Figure record listings:
◇ ◇ ◇

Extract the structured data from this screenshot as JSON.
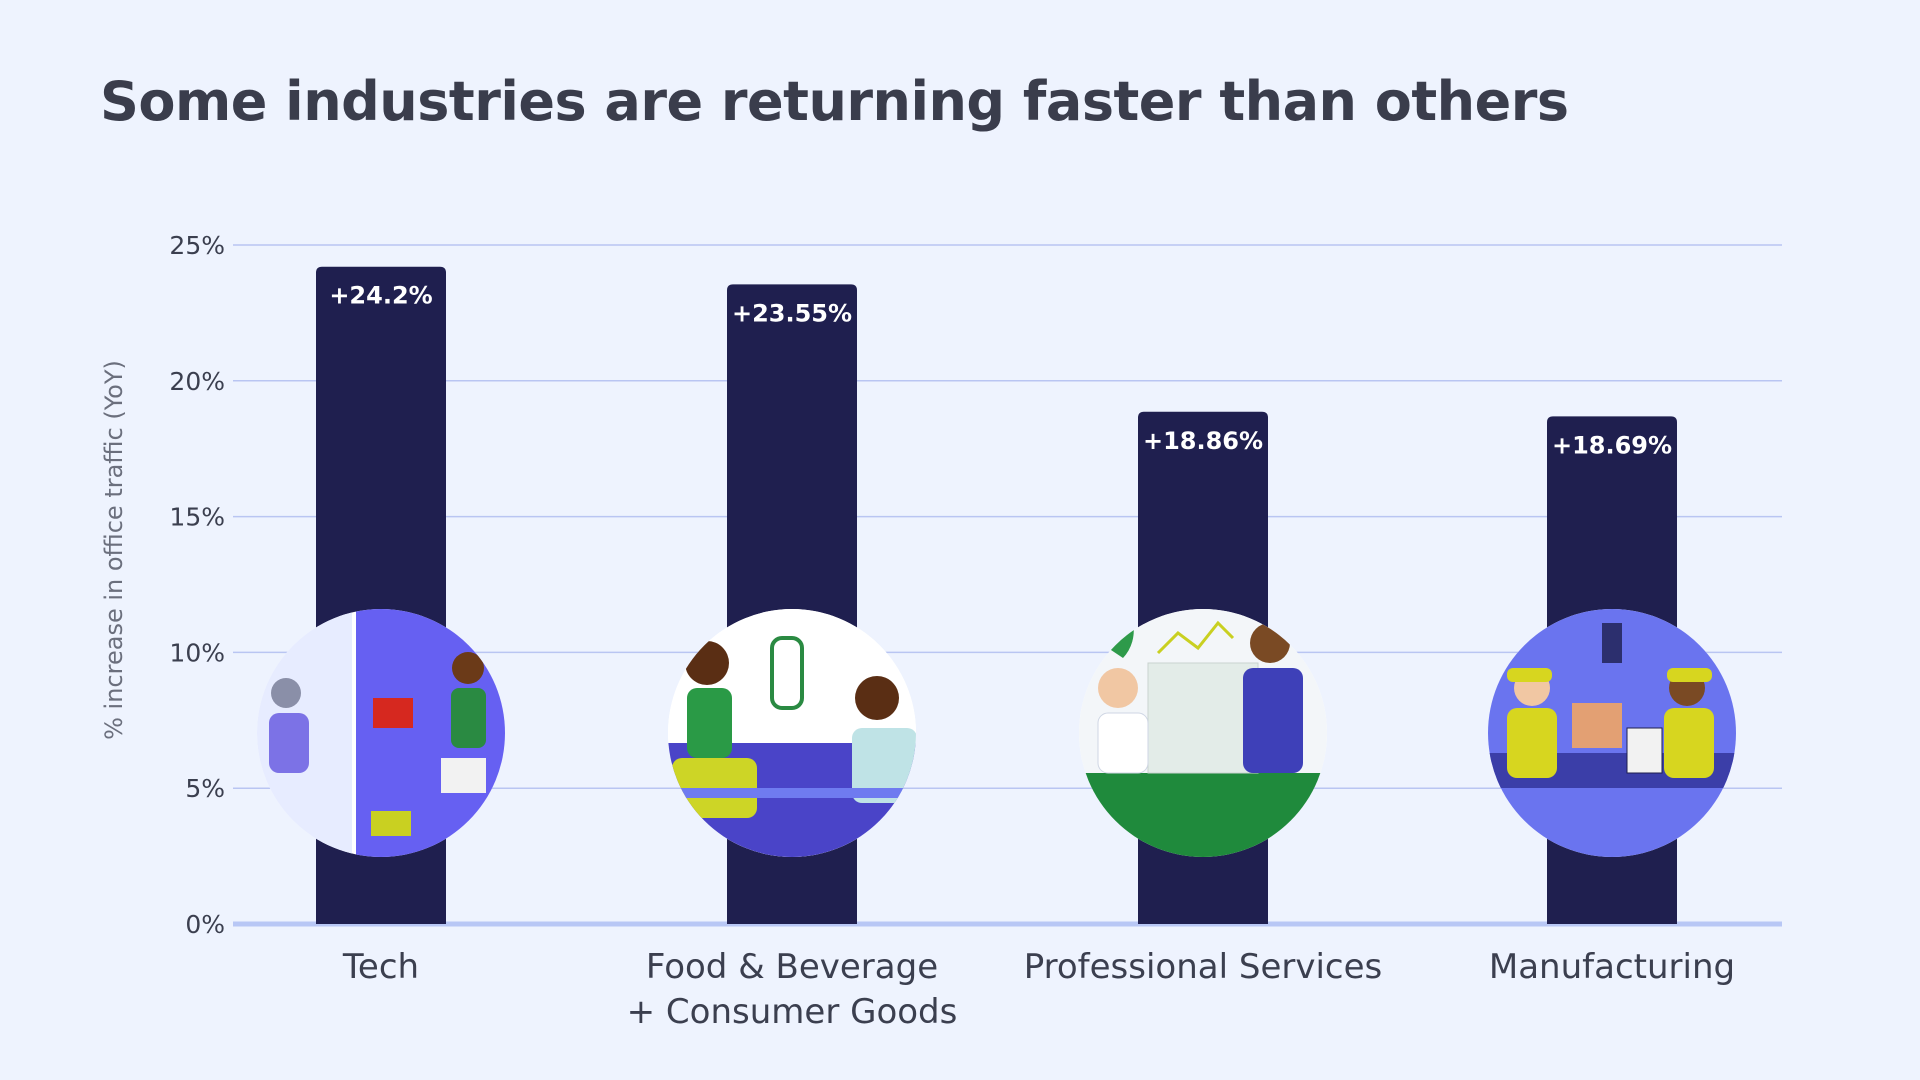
{
  "page": {
    "title": "Some industries are returning faster than others"
  },
  "colors": {
    "background": "#eef3fe",
    "bar": "#1f1f4f",
    "grid": "#b9c5f2",
    "baseline": "#b8c7f5",
    "text": "#3b3f4f",
    "value_label": "#ffffff"
  },
  "chart_data": {
    "type": "bar",
    "title": "Some industries are returning faster than others",
    "xlabel": "",
    "ylabel": "% increase in office traffic (YoY)",
    "ylim": [
      0,
      25
    ],
    "yticks": [
      0,
      5,
      10,
      15,
      20,
      25
    ],
    "ytick_labels": [
      "0%",
      "5%",
      "10%",
      "15%",
      "20%",
      "25%"
    ],
    "grid": true,
    "categories": [
      "Tech",
      "Food & Beverage\n+ Consumer Goods",
      "Professional Services",
      "Manufacturing"
    ],
    "values": [
      24.2,
      23.55,
      18.86,
      18.69
    ],
    "value_labels": [
      "+24.2%",
      "+23.55%",
      "+18.86%",
      "+18.69%"
    ],
    "illustrations": [
      "tech-office-illustration",
      "food-beverage-illustration",
      "professional-services-illustration",
      "manufacturing-illustration"
    ],
    "illustration_colors": [
      "#6660f2",
      "#4a44c8",
      "#1f8a3c",
      "#6a74ef"
    ]
  }
}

◇ ◇ ◇

### REQUIRED WORK
All of the data above should be transcribed verbatim, with pictures omitted.

### OUTPUT BELOW
Extract the structured data from this screenshot as JSON.
{
  "page": {
    "title": "Some industries are returning faster than others"
  },
  "colors": {
    "background": "#eef3fe",
    "bar": "#1f1f4f",
    "grid": "#b9c5f2",
    "baseline": "#b8c7f5",
    "text": "#3b3f4f",
    "value_label": "#ffffff"
  },
  "chart_data": {
    "type": "bar",
    "title": "Some industries are returning faster than others",
    "xlabel": "",
    "ylabel": "% increase in office traffic (YoY)",
    "ylim": [
      0,
      25
    ],
    "yticks": [
      0,
      5,
      10,
      15,
      20,
      25
    ],
    "ytick_labels": [
      "0%",
      "5%",
      "10%",
      "15%",
      "20%",
      "25%"
    ],
    "grid": true,
    "categories": [
      "Tech",
      "Food & Beverage\n+ Consumer Goods",
      "Professional Services",
      "Manufacturing"
    ],
    "values": [
      24.2,
      23.55,
      18.86,
      18.69
    ],
    "value_labels": [
      "+24.2%",
      "+23.55%",
      "+18.86%",
      "+18.69%"
    ],
    "illustrations": [
      "tech-office-illustration",
      "food-beverage-illustration",
      "professional-services-illustration",
      "manufacturing-illustration"
    ],
    "illustration_colors": [
      "#6660f2",
      "#4a44c8",
      "#1f8a3c",
      "#6a74ef"
    ]
  }
}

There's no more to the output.